▸ **Direction**:
Lift out each line of the data that holds "συγκείμενον".
— start of Records provided —
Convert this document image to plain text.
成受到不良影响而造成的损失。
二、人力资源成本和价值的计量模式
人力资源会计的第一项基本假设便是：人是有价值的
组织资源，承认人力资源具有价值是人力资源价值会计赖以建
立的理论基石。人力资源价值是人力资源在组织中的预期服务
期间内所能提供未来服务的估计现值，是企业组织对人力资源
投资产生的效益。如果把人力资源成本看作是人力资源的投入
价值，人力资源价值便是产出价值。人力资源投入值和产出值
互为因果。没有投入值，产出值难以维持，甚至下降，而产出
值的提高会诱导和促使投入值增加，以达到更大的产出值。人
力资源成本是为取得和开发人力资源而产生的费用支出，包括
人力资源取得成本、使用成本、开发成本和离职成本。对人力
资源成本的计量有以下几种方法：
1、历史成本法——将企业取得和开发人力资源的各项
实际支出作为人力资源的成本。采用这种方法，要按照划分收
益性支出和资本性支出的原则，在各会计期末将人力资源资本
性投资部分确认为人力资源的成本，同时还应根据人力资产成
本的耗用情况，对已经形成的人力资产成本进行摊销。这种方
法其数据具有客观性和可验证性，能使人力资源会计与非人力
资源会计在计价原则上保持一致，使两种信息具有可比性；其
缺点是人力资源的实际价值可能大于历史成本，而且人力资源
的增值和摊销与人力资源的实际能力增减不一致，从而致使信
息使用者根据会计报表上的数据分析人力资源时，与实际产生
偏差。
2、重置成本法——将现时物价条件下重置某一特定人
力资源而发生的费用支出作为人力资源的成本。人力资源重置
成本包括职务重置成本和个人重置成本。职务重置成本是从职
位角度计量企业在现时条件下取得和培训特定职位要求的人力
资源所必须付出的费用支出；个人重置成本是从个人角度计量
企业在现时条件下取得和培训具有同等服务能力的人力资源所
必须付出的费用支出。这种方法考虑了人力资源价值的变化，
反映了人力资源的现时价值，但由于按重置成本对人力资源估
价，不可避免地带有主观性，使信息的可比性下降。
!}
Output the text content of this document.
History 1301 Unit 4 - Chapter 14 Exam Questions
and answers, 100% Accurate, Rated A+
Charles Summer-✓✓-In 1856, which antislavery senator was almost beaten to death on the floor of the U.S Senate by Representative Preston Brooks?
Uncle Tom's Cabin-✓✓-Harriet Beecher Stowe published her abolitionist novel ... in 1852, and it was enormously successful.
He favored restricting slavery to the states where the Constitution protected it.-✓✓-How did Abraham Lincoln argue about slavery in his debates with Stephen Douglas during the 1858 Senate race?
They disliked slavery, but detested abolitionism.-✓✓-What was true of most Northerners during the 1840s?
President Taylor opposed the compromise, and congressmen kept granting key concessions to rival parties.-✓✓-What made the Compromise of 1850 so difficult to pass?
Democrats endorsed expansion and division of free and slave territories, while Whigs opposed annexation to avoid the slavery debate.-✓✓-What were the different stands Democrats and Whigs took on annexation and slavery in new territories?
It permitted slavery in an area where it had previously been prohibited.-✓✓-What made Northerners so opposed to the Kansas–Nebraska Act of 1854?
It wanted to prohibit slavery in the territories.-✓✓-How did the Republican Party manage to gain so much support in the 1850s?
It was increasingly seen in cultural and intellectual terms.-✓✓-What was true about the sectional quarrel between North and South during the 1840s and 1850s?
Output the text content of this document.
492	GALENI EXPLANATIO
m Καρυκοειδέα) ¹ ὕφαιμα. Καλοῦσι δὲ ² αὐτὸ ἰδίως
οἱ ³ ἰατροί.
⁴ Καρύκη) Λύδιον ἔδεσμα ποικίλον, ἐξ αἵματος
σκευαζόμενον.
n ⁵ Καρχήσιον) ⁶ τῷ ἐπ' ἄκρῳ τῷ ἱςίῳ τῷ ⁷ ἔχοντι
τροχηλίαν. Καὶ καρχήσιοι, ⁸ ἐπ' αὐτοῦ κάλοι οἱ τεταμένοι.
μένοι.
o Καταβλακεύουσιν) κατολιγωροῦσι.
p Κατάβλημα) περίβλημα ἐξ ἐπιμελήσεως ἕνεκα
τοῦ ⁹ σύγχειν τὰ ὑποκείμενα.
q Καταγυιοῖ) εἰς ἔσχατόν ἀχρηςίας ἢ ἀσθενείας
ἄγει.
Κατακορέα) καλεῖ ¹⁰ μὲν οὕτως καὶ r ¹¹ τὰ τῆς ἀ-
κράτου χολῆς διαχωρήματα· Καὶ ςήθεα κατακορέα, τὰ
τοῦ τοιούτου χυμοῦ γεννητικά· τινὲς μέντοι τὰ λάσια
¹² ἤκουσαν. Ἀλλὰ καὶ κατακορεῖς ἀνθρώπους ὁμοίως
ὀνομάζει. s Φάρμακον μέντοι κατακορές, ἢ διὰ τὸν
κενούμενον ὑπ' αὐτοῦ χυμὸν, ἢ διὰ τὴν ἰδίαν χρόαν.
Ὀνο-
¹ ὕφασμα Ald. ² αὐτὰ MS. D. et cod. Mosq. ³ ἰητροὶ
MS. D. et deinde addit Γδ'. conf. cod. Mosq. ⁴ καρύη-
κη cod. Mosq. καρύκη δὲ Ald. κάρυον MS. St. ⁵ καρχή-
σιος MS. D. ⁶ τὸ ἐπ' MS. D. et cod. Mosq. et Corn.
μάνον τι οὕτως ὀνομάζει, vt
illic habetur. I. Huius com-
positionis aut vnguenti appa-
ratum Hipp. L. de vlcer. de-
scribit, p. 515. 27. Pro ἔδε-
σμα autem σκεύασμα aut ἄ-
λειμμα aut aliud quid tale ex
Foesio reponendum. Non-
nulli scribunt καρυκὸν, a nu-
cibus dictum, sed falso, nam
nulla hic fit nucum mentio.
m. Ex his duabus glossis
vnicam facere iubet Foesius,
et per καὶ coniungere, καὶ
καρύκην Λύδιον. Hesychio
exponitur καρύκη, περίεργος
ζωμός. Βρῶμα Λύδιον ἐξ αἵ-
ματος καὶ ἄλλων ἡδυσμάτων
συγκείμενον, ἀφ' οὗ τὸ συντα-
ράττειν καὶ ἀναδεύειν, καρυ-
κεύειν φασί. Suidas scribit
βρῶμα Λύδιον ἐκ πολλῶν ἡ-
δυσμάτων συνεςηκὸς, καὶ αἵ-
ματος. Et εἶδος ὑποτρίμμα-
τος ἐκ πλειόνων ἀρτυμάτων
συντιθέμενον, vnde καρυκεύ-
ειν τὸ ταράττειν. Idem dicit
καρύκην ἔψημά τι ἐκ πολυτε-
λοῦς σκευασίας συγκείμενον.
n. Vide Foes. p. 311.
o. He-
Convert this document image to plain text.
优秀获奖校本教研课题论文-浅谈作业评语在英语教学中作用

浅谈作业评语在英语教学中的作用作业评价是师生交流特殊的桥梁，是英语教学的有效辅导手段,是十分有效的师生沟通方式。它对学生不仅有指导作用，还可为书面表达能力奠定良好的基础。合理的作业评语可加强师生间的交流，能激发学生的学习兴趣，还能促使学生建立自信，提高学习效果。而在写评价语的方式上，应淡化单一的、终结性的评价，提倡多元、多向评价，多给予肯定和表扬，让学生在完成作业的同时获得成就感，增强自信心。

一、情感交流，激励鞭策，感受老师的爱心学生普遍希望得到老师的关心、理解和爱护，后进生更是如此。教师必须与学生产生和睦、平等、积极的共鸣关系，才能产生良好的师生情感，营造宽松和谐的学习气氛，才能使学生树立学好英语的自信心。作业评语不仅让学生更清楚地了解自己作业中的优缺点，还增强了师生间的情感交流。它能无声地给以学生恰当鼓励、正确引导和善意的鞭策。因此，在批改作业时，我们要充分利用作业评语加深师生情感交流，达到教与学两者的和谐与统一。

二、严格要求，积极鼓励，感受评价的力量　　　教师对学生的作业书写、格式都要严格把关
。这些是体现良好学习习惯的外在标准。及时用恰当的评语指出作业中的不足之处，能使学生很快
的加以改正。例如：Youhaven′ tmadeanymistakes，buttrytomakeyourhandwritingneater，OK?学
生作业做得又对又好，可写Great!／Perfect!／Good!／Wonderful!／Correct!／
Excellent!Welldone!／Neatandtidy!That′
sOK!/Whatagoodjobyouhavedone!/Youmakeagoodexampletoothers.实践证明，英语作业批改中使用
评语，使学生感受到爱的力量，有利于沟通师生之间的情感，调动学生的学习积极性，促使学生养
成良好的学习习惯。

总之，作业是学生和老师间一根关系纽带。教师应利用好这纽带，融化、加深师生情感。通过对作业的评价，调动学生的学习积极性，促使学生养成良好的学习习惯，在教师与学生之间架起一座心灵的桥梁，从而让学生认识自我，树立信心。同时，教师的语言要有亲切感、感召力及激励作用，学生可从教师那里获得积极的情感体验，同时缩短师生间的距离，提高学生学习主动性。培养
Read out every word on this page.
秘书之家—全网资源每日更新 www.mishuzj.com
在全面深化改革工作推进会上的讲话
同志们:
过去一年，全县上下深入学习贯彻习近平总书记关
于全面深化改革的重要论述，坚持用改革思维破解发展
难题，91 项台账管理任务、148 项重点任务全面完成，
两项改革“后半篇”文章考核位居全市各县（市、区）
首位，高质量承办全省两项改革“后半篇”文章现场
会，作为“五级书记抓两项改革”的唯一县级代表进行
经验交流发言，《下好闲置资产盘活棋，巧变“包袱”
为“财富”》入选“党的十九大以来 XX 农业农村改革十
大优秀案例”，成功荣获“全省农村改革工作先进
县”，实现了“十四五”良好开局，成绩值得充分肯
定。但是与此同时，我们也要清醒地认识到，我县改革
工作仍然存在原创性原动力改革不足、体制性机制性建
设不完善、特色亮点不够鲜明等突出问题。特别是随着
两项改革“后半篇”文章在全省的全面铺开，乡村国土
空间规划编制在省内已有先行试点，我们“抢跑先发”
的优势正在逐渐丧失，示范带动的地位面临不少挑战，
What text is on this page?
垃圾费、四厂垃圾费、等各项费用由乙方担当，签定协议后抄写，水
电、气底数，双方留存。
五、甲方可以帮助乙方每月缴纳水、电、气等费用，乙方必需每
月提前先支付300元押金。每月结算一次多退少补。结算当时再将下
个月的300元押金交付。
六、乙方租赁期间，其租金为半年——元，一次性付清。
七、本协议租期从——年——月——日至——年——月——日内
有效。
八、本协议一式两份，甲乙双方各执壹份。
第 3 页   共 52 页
— end of Records provided —
▸ **Answer below**:
συγκείμενον, ἀφ' οὗ τὸ συντα-
λοῦς σκευασίας συγκείμενον.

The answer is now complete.